EXERCISE OBJECTIVE: Locate the word "xlabel" in the material, then show every line that holds it.

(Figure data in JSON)
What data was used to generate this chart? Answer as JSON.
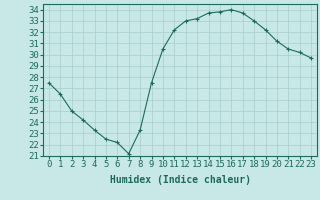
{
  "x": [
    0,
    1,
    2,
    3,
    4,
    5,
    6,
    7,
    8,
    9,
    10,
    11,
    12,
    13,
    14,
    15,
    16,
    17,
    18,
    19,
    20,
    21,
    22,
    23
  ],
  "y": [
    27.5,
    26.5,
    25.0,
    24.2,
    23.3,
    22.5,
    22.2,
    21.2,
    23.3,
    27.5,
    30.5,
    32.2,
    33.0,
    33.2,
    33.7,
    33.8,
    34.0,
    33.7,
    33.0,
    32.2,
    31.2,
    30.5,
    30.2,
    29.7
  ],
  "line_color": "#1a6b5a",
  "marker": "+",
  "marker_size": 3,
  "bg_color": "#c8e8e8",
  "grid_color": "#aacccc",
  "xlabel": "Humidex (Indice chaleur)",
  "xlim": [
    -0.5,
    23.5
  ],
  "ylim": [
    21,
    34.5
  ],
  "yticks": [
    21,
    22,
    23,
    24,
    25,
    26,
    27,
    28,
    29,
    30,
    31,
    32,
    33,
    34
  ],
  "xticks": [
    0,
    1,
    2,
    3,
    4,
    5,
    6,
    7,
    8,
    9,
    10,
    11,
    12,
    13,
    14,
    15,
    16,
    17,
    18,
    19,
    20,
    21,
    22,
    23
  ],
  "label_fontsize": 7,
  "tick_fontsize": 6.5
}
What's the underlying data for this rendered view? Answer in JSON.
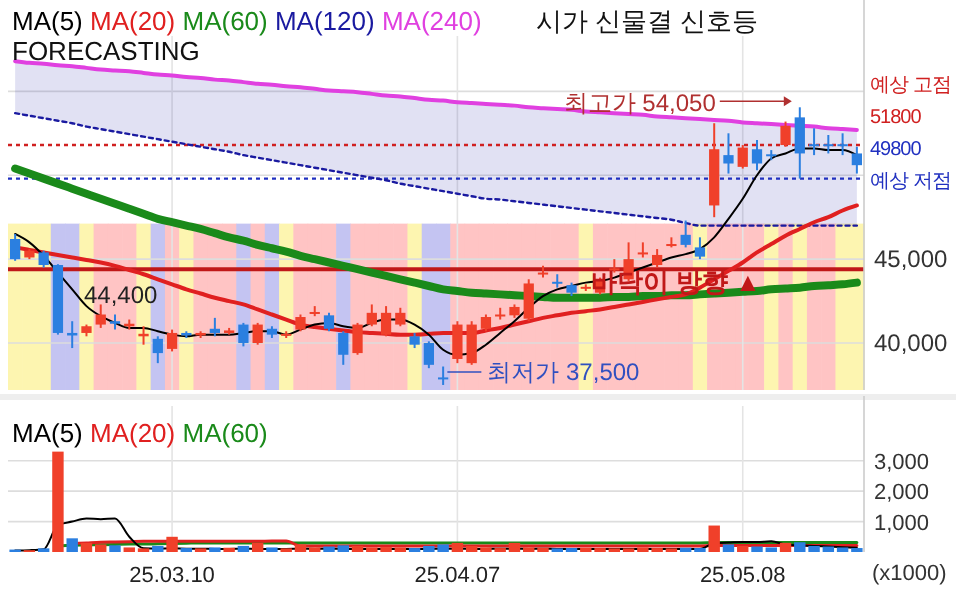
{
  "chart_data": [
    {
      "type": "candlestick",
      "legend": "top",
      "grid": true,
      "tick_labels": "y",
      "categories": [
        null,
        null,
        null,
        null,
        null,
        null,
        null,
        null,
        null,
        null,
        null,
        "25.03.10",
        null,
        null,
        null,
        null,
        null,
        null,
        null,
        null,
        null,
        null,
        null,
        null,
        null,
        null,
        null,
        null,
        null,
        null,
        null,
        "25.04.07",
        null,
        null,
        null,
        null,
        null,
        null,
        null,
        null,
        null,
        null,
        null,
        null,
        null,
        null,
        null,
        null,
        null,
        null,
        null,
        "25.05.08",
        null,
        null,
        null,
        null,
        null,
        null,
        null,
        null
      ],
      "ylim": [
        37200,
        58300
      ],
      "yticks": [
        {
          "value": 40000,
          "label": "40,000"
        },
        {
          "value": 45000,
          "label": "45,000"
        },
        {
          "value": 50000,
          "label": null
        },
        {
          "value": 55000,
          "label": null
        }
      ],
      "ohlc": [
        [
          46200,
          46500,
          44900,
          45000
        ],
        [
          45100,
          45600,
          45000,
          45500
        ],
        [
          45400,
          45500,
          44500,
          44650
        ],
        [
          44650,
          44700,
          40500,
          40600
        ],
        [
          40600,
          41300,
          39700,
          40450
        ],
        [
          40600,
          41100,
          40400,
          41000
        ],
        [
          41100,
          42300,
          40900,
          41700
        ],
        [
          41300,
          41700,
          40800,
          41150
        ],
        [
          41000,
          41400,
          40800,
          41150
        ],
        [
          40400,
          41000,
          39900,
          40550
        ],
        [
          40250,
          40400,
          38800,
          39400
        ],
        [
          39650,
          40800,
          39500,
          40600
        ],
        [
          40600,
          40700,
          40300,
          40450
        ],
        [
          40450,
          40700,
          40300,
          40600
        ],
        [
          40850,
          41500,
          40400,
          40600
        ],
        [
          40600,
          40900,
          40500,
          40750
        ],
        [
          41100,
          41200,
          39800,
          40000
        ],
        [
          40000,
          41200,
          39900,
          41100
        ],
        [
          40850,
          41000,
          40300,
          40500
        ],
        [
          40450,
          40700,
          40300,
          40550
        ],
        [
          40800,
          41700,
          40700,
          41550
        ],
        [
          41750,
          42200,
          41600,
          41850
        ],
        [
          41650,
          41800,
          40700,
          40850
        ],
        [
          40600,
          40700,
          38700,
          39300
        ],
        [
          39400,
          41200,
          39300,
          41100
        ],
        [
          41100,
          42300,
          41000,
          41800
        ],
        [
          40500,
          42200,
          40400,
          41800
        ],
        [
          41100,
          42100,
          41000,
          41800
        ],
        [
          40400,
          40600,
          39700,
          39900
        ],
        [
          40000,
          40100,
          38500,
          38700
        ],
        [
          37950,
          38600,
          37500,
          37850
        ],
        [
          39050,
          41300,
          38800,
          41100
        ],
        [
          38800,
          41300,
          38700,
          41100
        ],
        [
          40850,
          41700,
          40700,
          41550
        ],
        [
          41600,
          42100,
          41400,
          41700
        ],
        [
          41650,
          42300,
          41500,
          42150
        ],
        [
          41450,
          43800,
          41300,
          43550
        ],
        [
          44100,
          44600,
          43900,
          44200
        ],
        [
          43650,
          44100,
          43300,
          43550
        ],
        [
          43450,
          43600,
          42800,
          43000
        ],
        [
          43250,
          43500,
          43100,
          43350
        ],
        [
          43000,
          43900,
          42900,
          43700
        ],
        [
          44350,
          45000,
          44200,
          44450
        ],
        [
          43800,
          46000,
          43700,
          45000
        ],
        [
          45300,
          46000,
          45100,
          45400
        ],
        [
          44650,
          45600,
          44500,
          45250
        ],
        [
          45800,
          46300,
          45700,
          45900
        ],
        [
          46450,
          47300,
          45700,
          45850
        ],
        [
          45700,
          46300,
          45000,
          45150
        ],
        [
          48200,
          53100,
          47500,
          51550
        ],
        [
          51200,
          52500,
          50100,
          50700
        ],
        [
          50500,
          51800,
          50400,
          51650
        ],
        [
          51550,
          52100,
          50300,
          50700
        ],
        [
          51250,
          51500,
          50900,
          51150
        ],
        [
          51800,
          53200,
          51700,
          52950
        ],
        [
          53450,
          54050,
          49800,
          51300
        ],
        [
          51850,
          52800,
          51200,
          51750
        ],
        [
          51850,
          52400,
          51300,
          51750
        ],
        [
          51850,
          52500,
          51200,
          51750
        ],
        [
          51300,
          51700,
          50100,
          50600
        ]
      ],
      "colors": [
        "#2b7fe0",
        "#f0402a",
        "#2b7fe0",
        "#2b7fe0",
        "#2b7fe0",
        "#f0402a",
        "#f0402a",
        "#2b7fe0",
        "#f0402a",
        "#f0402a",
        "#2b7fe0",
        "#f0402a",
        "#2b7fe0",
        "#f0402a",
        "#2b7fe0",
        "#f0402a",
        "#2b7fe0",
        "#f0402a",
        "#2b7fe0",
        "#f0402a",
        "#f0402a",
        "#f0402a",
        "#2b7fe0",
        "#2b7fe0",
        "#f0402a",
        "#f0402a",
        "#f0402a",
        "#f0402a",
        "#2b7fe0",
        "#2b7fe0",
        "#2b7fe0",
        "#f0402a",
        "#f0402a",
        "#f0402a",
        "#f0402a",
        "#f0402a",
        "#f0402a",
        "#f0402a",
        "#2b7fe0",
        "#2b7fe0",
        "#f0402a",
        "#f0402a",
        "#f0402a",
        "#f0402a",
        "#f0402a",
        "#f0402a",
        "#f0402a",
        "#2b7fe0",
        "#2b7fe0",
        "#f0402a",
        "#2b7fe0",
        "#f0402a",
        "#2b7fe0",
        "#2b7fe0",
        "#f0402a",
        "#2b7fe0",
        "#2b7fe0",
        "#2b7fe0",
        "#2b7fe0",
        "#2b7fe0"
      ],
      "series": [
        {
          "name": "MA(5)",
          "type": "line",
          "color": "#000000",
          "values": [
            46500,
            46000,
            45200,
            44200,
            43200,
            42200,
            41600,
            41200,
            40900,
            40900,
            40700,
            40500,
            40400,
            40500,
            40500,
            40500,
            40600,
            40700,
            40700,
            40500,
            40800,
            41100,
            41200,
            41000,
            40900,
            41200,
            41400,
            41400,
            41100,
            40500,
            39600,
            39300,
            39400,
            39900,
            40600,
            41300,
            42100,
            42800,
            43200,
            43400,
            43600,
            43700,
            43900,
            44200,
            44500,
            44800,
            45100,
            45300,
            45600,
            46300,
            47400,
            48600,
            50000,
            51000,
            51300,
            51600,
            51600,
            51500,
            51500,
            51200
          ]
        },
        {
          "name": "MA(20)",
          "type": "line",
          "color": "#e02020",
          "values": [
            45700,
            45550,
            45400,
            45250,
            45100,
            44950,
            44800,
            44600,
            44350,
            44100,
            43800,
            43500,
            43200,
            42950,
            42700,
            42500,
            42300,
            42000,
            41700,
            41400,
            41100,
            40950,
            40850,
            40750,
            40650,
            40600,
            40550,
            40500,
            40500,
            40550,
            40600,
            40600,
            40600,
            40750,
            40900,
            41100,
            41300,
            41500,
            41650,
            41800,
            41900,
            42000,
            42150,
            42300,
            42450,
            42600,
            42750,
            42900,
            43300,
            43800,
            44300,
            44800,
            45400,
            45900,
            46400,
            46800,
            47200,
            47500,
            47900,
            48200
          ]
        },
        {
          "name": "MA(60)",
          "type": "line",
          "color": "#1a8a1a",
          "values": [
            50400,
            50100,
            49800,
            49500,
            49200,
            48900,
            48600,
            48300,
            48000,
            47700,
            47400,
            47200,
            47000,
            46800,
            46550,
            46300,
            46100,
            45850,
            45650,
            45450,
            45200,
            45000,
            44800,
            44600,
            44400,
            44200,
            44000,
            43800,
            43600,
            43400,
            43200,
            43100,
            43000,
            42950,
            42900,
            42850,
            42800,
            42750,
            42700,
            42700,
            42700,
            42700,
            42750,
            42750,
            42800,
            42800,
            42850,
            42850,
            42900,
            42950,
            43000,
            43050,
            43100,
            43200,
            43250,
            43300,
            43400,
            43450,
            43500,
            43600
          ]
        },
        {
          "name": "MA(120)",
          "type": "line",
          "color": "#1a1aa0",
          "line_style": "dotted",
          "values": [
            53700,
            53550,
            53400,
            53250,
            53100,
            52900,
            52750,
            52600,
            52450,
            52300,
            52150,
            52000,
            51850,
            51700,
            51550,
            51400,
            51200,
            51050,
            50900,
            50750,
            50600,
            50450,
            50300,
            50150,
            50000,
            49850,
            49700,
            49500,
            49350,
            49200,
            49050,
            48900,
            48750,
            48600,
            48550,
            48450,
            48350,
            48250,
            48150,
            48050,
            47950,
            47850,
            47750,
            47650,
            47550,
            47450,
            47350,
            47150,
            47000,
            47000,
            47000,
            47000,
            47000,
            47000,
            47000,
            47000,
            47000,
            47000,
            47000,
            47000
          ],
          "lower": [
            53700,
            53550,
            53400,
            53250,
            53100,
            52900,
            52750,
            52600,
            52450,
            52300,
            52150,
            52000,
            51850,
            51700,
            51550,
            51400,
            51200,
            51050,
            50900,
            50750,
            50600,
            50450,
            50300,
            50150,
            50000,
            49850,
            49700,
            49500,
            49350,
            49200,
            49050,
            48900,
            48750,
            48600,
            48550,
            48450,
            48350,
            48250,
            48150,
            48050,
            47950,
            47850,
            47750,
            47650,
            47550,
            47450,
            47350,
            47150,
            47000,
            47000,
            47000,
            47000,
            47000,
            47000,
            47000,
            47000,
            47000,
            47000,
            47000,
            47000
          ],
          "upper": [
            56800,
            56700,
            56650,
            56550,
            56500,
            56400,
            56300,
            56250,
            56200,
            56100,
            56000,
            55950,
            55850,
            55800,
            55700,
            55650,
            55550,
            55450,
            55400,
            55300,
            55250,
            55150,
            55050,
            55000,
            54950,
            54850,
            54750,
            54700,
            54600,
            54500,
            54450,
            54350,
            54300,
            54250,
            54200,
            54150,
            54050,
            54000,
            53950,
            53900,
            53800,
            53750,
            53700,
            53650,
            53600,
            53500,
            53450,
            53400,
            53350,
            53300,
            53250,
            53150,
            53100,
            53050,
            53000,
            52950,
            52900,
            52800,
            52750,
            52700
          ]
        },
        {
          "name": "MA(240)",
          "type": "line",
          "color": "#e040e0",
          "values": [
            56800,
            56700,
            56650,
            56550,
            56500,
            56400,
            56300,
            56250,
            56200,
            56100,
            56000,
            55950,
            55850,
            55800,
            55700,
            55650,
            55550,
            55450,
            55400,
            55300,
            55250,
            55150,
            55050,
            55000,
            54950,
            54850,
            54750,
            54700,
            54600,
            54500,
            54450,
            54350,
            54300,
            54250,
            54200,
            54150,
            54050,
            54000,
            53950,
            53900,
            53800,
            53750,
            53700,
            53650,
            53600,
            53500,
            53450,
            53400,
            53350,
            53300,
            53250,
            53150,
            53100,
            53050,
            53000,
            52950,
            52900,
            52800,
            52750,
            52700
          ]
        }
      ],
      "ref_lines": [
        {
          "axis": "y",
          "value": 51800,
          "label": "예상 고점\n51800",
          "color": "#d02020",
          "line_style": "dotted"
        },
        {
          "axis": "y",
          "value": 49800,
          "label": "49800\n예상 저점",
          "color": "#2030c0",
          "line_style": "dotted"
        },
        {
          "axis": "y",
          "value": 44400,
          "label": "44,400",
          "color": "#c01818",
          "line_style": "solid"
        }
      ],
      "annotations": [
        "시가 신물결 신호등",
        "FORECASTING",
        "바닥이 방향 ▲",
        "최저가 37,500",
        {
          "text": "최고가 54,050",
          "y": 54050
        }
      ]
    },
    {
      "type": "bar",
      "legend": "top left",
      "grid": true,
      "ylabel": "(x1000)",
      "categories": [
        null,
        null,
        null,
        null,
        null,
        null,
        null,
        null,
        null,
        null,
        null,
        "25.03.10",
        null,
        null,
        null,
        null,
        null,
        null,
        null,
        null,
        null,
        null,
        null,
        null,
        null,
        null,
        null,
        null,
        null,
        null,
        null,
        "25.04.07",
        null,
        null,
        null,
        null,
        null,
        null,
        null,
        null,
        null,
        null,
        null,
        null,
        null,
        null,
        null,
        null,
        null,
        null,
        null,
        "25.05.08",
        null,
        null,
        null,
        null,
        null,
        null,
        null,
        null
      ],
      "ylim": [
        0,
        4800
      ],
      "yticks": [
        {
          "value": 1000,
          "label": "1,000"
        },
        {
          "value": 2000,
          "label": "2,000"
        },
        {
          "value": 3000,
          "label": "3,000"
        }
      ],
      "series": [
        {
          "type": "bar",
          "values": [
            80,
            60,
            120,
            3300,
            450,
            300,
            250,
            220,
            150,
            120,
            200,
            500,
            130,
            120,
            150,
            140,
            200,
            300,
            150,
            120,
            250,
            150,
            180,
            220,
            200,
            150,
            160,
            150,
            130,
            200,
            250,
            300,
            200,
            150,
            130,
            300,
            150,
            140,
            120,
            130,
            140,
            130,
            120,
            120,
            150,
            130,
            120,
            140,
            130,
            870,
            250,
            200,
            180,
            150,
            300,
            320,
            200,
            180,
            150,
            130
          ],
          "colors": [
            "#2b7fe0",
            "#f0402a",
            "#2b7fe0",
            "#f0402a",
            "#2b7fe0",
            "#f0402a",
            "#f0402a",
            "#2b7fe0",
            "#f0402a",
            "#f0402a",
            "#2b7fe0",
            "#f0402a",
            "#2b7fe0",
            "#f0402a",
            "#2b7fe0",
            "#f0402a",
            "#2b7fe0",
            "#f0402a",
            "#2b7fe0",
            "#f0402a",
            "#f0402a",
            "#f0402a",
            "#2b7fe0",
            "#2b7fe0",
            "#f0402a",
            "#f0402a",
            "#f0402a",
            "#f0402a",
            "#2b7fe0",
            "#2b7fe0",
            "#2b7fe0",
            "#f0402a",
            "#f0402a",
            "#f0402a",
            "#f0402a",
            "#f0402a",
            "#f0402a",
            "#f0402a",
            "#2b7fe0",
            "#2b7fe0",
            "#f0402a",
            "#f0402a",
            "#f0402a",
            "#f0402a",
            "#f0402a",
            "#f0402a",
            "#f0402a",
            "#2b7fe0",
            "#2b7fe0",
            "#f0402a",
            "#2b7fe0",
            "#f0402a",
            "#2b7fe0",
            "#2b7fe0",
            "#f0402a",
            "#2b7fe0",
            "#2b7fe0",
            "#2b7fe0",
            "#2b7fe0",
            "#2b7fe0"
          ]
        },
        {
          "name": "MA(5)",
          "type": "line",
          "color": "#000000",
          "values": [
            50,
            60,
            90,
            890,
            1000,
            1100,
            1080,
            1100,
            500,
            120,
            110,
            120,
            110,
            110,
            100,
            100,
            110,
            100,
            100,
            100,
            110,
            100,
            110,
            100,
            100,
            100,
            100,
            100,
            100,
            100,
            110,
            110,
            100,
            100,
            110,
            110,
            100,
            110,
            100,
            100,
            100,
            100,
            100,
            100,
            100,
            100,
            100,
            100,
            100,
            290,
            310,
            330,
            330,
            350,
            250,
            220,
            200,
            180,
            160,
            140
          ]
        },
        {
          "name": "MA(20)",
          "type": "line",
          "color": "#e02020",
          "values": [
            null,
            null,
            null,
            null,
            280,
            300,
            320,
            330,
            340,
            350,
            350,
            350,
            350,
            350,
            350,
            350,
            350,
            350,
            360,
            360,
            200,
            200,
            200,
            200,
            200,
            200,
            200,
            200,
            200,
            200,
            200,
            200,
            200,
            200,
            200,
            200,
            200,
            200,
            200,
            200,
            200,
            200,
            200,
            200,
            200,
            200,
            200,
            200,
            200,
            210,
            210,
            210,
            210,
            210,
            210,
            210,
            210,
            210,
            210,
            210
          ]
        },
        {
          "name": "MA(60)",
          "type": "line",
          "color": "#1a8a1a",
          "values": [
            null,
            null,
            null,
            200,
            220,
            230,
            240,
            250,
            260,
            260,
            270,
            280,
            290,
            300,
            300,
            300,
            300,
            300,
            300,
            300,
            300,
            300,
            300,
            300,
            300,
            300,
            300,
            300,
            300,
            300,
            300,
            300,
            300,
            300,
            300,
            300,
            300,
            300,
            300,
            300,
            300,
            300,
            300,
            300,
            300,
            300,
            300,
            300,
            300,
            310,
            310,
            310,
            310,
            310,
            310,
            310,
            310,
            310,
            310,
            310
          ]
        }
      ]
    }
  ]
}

---

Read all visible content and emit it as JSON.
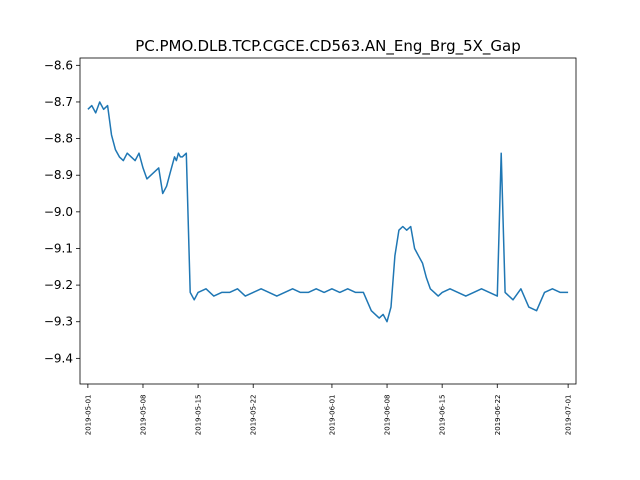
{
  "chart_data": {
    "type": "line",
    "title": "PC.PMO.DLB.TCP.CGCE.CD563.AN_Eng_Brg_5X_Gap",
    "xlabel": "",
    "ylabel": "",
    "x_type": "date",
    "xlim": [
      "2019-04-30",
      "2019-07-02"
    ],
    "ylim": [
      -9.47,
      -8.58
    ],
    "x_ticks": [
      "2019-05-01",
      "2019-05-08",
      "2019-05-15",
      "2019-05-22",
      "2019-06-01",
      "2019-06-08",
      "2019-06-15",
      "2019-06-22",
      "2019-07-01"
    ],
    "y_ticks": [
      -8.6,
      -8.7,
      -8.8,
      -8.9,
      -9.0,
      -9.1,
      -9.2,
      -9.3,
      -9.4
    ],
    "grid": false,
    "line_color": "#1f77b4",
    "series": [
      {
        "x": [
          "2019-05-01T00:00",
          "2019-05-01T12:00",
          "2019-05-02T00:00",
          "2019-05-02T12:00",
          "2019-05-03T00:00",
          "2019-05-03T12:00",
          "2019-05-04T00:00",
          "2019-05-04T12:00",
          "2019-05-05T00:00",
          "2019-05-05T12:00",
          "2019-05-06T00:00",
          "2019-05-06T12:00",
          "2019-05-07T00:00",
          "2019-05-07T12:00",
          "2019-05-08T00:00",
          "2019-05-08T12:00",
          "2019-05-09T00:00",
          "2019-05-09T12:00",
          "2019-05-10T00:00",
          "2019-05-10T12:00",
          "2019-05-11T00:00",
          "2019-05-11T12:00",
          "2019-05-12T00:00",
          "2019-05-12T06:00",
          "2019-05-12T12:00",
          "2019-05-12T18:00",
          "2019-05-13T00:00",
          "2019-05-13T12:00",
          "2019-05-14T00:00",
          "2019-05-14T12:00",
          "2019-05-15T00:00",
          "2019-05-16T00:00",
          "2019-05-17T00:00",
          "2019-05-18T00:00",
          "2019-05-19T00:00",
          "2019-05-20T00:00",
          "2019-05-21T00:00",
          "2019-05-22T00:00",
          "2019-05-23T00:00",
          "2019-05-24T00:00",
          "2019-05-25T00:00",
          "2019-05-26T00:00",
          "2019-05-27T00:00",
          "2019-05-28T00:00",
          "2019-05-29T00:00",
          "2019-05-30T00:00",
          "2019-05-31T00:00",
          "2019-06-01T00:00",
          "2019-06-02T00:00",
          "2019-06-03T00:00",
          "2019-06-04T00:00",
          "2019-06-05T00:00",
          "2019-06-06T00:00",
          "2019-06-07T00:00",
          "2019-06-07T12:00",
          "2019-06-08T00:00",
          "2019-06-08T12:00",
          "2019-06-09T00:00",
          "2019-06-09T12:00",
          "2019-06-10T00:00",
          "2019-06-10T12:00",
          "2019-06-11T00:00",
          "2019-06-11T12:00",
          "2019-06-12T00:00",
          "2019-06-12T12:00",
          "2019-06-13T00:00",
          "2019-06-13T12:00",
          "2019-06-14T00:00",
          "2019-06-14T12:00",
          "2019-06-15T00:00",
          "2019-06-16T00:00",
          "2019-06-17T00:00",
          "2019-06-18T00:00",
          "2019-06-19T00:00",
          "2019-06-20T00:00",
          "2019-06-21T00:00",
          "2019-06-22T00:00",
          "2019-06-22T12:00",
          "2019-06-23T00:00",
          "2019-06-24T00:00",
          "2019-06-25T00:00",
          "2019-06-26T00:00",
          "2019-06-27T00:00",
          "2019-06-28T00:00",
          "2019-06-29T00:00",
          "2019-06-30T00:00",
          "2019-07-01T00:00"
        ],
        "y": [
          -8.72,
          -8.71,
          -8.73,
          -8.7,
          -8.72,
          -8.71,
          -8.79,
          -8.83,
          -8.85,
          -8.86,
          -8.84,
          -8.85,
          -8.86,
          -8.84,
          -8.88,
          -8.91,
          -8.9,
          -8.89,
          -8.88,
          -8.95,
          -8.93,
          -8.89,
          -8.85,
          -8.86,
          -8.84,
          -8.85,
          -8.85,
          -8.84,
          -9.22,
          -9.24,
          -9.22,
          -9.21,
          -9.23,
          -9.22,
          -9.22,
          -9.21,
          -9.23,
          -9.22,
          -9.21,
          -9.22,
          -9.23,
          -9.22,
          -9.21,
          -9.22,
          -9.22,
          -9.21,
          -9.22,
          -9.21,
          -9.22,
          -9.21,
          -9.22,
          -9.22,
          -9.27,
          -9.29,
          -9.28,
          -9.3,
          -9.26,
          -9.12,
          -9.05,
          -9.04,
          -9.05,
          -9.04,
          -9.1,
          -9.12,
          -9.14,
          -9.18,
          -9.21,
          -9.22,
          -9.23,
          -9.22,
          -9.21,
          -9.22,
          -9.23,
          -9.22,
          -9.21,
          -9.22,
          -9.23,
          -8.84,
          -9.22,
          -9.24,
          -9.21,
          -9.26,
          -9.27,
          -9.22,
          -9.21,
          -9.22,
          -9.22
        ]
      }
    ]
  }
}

COMPLETED TASK:
  "xlabel": "Humidex (Indice chaleur)",
    "xlabel": "",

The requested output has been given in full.